TO BE DONE:
Produce a verbatim copy of the entries listed below.

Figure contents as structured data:
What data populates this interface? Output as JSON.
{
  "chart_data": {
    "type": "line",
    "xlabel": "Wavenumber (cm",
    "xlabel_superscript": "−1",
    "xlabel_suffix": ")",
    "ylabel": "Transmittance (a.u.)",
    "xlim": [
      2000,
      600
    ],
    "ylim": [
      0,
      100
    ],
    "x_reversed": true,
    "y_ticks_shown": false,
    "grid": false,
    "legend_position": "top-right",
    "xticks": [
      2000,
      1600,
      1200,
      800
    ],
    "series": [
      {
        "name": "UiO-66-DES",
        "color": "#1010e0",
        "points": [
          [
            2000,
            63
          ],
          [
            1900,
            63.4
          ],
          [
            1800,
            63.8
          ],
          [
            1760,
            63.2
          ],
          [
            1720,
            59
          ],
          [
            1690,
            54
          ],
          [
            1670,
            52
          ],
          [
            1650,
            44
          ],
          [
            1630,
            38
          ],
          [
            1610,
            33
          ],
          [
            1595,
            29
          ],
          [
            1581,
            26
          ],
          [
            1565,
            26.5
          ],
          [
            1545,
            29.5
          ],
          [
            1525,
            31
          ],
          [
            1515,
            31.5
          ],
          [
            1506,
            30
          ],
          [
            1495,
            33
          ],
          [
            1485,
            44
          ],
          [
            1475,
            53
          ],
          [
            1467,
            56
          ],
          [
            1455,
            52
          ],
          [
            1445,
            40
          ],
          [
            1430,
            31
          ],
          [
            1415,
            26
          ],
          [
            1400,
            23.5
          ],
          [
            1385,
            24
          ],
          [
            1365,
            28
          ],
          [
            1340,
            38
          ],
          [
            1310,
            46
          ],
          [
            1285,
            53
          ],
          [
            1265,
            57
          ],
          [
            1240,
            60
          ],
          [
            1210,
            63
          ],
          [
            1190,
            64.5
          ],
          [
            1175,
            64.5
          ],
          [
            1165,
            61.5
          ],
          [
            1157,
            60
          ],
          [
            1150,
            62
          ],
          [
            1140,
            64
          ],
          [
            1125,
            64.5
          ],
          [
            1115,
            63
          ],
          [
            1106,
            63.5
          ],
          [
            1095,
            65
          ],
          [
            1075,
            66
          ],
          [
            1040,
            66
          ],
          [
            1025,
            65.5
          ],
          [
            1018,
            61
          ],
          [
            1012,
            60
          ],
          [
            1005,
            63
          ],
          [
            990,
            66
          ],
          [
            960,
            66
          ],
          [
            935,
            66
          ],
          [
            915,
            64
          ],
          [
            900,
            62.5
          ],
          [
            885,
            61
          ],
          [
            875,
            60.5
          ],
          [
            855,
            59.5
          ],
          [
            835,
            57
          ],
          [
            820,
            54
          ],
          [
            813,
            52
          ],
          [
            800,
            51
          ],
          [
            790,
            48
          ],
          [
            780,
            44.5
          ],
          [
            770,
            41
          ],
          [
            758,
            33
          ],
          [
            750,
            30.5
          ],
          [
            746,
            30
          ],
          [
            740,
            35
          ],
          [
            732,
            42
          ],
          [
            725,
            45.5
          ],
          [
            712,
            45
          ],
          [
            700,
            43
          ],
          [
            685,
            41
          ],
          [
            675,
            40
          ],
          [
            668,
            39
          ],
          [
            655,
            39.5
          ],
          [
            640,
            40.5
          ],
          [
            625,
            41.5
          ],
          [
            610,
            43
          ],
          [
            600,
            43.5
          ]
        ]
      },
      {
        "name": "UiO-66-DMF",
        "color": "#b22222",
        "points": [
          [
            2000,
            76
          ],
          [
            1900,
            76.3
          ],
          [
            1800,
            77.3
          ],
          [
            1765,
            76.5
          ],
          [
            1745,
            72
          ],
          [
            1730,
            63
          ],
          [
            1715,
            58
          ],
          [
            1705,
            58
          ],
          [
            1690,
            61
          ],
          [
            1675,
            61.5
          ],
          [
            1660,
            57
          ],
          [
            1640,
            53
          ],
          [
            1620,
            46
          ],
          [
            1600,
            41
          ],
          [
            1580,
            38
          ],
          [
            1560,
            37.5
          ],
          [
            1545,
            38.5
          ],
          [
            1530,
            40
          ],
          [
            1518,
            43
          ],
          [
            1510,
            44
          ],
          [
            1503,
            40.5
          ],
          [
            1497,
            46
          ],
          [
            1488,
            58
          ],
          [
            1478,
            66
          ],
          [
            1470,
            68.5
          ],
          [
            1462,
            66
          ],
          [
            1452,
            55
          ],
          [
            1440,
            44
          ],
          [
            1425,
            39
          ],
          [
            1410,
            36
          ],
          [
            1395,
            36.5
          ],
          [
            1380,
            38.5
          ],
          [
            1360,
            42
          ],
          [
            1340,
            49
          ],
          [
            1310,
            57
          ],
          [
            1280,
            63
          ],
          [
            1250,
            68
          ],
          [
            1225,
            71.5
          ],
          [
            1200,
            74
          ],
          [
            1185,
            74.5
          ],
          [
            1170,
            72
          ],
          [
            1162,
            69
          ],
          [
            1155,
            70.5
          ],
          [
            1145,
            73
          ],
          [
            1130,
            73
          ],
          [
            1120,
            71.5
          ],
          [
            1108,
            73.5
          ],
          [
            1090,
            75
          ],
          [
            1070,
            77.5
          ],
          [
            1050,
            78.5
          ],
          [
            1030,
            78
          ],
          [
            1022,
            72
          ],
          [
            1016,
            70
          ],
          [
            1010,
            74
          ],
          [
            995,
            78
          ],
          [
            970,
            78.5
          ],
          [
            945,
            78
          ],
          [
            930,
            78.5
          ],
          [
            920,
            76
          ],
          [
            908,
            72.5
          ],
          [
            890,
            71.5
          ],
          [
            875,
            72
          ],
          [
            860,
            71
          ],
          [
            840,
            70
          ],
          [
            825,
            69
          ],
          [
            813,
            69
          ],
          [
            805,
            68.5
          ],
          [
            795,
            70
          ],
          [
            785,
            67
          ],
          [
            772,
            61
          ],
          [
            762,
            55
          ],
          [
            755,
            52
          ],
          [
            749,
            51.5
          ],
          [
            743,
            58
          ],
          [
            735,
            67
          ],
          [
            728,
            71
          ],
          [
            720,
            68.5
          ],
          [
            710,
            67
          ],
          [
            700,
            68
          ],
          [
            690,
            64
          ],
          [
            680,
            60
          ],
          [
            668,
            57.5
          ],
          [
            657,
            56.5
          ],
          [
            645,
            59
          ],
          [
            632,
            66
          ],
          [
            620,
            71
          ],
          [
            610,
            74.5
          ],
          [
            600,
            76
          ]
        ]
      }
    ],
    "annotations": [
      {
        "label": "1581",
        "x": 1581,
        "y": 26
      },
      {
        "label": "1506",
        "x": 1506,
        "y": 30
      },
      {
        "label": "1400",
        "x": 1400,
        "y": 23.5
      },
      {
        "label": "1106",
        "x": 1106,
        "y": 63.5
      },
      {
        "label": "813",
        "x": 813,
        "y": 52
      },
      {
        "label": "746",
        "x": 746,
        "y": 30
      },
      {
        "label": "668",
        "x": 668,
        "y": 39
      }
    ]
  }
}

FULL RESPONSE:
What data populates this interface? Output as JSON.
{
  "chart_data": {
    "type": "line",
    "xlabel": "Wavenumber (cm",
    "xlabel_superscript": "−1",
    "xlabel_suffix": ")",
    "ylabel": "Transmittance (a.u.)",
    "xlim": [
      2000,
      600
    ],
    "ylim": [
      0,
      100
    ],
    "x_reversed": true,
    "y_ticks_shown": false,
    "grid": false,
    "legend_position": "top-right",
    "xticks": [
      2000,
      1600,
      1200,
      800
    ],
    "series": [
      {
        "name": "UiO-66-DES",
        "color": "#1010e0",
        "points": [
          [
            2000,
            63
          ],
          [
            1900,
            63.4
          ],
          [
            1800,
            63.8
          ],
          [
            1760,
            63.2
          ],
          [
            1720,
            59
          ],
          [
            1690,
            54
          ],
          [
            1670,
            52
          ],
          [
            1650,
            44
          ],
          [
            1630,
            38
          ],
          [
            1610,
            33
          ],
          [
            1595,
            29
          ],
          [
            1581,
            26
          ],
          [
            1565,
            26.5
          ],
          [
            1545,
            29.5
          ],
          [
            1525,
            31
          ],
          [
            1515,
            31.5
          ],
          [
            1506,
            30
          ],
          [
            1495,
            33
          ],
          [
            1485,
            44
          ],
          [
            1475,
            53
          ],
          [
            1467,
            56
          ],
          [
            1455,
            52
          ],
          [
            1445,
            40
          ],
          [
            1430,
            31
          ],
          [
            1415,
            26
          ],
          [
            1400,
            23.5
          ],
          [
            1385,
            24
          ],
          [
            1365,
            28
          ],
          [
            1340,
            38
          ],
          [
            1310,
            46
          ],
          [
            1285,
            53
          ],
          [
            1265,
            57
          ],
          [
            1240,
            60
          ],
          [
            1210,
            63
          ],
          [
            1190,
            64.5
          ],
          [
            1175,
            64.5
          ],
          [
            1165,
            61.5
          ],
          [
            1157,
            60
          ],
          [
            1150,
            62
          ],
          [
            1140,
            64
          ],
          [
            1125,
            64.5
          ],
          [
            1115,
            63
          ],
          [
            1106,
            63.5
          ],
          [
            1095,
            65
          ],
          [
            1075,
            66
          ],
          [
            1040,
            66
          ],
          [
            1025,
            65.5
          ],
          [
            1018,
            61
          ],
          [
            1012,
            60
          ],
          [
            1005,
            63
          ],
          [
            990,
            66
          ],
          [
            960,
            66
          ],
          [
            935,
            66
          ],
          [
            915,
            64
          ],
          [
            900,
            62.5
          ],
          [
            885,
            61
          ],
          [
            875,
            60.5
          ],
          [
            855,
            59.5
          ],
          [
            835,
            57
          ],
          [
            820,
            54
          ],
          [
            813,
            52
          ],
          [
            800,
            51
          ],
          [
            790,
            48
          ],
          [
            780,
            44.5
          ],
          [
            770,
            41
          ],
          [
            758,
            33
          ],
          [
            750,
            30.5
          ],
          [
            746,
            30
          ],
          [
            740,
            35
          ],
          [
            732,
            42
          ],
          [
            725,
            45.5
          ],
          [
            712,
            45
          ],
          [
            700,
            43
          ],
          [
            685,
            41
          ],
          [
            675,
            40
          ],
          [
            668,
            39
          ],
          [
            655,
            39.5
          ],
          [
            640,
            40.5
          ],
          [
            625,
            41.5
          ],
          [
            610,
            43
          ],
          [
            600,
            43.5
          ]
        ]
      },
      {
        "name": "UiO-66-DMF",
        "color": "#b22222",
        "points": [
          [
            2000,
            76
          ],
          [
            1900,
            76.3
          ],
          [
            1800,
            77.3
          ],
          [
            1765,
            76.5
          ],
          [
            1745,
            72
          ],
          [
            1730,
            63
          ],
          [
            1715,
            58
          ],
          [
            1705,
            58
          ],
          [
            1690,
            61
          ],
          [
            1675,
            61.5
          ],
          [
            1660,
            57
          ],
          [
            1640,
            53
          ],
          [
            1620,
            46
          ],
          [
            1600,
            41
          ],
          [
            1580,
            38
          ],
          [
            1560,
            37.5
          ],
          [
            1545,
            38.5
          ],
          [
            1530,
            40
          ],
          [
            1518,
            43
          ],
          [
            1510,
            44
          ],
          [
            1503,
            40.5
          ],
          [
            1497,
            46
          ],
          [
            1488,
            58
          ],
          [
            1478,
            66
          ],
          [
            1470,
            68.5
          ],
          [
            1462,
            66
          ],
          [
            1452,
            55
          ],
          [
            1440,
            44
          ],
          [
            1425,
            39
          ],
          [
            1410,
            36
          ],
          [
            1395,
            36.5
          ],
          [
            1380,
            38.5
          ],
          [
            1360,
            42
          ],
          [
            1340,
            49
          ],
          [
            1310,
            57
          ],
          [
            1280,
            63
          ],
          [
            1250,
            68
          ],
          [
            1225,
            71.5
          ],
          [
            1200,
            74
          ],
          [
            1185,
            74.5
          ],
          [
            1170,
            72
          ],
          [
            1162,
            69
          ],
          [
            1155,
            70.5
          ],
          [
            1145,
            73
          ],
          [
            1130,
            73
          ],
          [
            1120,
            71.5
          ],
          [
            1108,
            73.5
          ],
          [
            1090,
            75
          ],
          [
            1070,
            77.5
          ],
          [
            1050,
            78.5
          ],
          [
            1030,
            78
          ],
          [
            1022,
            72
          ],
          [
            1016,
            70
          ],
          [
            1010,
            74
          ],
          [
            995,
            78
          ],
          [
            970,
            78.5
          ],
          [
            945,
            78
          ],
          [
            930,
            78.5
          ],
          [
            920,
            76
          ],
          [
            908,
            72.5
          ],
          [
            890,
            71.5
          ],
          [
            875,
            72
          ],
          [
            860,
            71
          ],
          [
            840,
            70
          ],
          [
            825,
            69
          ],
          [
            813,
            69
          ],
          [
            805,
            68.5
          ],
          [
            795,
            70
          ],
          [
            785,
            67
          ],
          [
            772,
            61
          ],
          [
            762,
            55
          ],
          [
            755,
            52
          ],
          [
            749,
            51.5
          ],
          [
            743,
            58
          ],
          [
            735,
            67
          ],
          [
            728,
            71
          ],
          [
            720,
            68.5
          ],
          [
            710,
            67
          ],
          [
            700,
            68
          ],
          [
            690,
            64
          ],
          [
            680,
            60
          ],
          [
            668,
            57.5
          ],
          [
            657,
            56.5
          ],
          [
            645,
            59
          ],
          [
            632,
            66
          ],
          [
            620,
            71
          ],
          [
            610,
            74.5
          ],
          [
            600,
            76
          ]
        ]
      }
    ],
    "annotations": [
      {
        "label": "1581",
        "x": 1581,
        "y": 26
      },
      {
        "label": "1506",
        "x": 1506,
        "y": 30
      },
      {
        "label": "1400",
        "x": 1400,
        "y": 23.5
      },
      {
        "label": "1106",
        "x": 1106,
        "y": 63.5
      },
      {
        "label": "813",
        "x": 813,
        "y": 52
      },
      {
        "label": "746",
        "x": 746,
        "y": 30
      },
      {
        "label": "668",
        "x": 668,
        "y": 39
      }
    ]
  }
}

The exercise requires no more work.